* _TEXT PROVIDED_
= Beginning of Section =

Dr. Gustafson received a B.S.E. in 1993 from Duke University, majoring in Electrical Engineering and Mechanical Engineering and Materials Science. He continued on at Duke to earn his M.S. (1998) and Ph.D. (1999) in Mechanical Engineering and Materials Science. He received his appointment as Assistant Professor of the Practice of Electrical & Computer Engineering in 2005 and was promoted to Associate Professor of the Practice in 2009. Previously, he has served as Adjunct Assistant Professor of Mechanical Engineering and Materials Science and as Lecturing Fellow and Assistant Chair of the Civil and Environmental Engineering Department, both at Duke.
Professor Gustafson's primary focus is on undergraduate curriculum and laboratory development. He is responsible for the first-year Computational Methods in Engineering (EGR 53L) course required for all Pratt students, but has also taught fifteen other courses totaling nearly 50 course offerings and over 2500 students.

= End of Section =

* _PROVIDED MATERIAL_

= Beginning of Section =

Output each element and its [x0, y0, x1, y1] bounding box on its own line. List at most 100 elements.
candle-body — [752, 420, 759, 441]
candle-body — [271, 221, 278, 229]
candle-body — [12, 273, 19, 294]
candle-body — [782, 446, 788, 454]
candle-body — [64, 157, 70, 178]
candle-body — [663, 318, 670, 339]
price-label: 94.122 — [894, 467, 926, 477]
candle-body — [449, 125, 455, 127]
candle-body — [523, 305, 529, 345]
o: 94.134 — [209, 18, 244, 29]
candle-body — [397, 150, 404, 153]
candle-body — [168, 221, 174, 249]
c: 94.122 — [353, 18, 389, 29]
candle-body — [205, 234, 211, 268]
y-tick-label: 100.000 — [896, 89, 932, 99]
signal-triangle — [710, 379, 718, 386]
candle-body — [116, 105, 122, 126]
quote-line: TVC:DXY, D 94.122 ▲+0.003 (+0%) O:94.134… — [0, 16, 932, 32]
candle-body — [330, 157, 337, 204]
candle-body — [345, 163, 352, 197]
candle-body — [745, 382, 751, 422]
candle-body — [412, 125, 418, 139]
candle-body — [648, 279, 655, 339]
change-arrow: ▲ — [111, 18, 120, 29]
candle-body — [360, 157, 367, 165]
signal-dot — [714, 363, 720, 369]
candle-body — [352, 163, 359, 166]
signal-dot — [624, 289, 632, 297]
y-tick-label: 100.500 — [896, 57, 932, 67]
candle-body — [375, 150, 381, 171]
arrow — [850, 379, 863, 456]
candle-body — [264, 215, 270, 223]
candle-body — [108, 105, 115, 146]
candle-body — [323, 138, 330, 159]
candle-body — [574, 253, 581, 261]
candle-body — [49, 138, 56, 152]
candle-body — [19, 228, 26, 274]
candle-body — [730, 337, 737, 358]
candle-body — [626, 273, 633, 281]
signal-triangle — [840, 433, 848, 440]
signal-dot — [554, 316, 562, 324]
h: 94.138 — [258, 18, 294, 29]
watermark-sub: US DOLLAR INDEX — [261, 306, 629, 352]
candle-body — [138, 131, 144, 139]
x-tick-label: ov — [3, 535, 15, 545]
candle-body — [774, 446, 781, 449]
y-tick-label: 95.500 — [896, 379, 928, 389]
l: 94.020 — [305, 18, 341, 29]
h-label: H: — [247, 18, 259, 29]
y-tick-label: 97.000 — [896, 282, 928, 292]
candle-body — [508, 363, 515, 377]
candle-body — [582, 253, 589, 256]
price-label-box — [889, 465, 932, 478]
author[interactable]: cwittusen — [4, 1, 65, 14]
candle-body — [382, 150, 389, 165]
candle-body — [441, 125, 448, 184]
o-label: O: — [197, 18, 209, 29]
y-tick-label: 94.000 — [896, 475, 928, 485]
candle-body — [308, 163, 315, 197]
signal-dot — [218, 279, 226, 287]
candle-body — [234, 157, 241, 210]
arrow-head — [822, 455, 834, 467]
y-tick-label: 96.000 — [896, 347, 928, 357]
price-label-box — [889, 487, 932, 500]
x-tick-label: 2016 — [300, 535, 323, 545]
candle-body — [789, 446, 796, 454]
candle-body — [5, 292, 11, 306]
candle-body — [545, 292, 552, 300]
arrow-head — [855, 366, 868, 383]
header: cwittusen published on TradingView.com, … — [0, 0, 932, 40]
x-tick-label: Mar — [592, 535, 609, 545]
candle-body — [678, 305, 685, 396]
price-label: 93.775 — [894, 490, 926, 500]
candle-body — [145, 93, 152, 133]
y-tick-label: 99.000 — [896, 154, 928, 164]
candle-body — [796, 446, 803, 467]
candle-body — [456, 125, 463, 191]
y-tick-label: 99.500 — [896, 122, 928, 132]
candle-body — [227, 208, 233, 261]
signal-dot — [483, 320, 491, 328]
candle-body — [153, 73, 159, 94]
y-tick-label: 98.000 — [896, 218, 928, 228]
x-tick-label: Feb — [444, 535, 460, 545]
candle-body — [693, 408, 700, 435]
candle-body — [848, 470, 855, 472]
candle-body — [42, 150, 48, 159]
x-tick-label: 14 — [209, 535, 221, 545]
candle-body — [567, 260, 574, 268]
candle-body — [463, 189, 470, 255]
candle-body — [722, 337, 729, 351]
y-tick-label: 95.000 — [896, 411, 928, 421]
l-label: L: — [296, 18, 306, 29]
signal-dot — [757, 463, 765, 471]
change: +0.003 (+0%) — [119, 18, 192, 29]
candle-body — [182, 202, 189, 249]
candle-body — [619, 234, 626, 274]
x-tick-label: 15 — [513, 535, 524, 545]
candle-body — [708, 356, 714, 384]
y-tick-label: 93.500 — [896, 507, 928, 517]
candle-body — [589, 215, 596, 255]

= End of Section =

* _TASKS FOR THIS EXERCISE_
1: Condense the paragraph of the Gustafson biography that begins "Dr. Gustafson received a B.S.E." into a bulleted list of his degrees and appointments.
2: According to the Gustafson biography, which course is required for all Pratt students?
3: Transcribe the passage of the Gustafson biography between "Professor Gustafson's primary" and "over 2500 students.", inclusive.

* _NUMBERED RESPONSES_
1:
- B.S.E., Duke University, 1993: Electrical Engineering and Mechanical Engineering and Materials Science
- M.S., Duke, 1998: Mechanical Engineering and Materials Science
- Ph.D., Duke, 1999: Mechanical Engineering and Materials Science
- Assistant Professor of the Practice of Electrical & Computer Engineering, 2005
- Associate Professor of the Practice, 2009
- Earlier roles at Duke: Adjunct Assistant Professor of Mechanical Engineering and Materials Science, and Lecturing Fellow and Assistant Chair of the Civil and Environmental Engineering Department

2: Computational Methods in Engineering (EGR 53L), a first-year course.

3:
Professor Gustafson's primary focus is on undergraduate curriculum and laboratory development. He is responsible for the first-year Computational Methods in Engineering (EGR 53L) course required for all Pratt students, but has also taught fifteen other courses totaling nearly 50 course offerings and over 2500 students.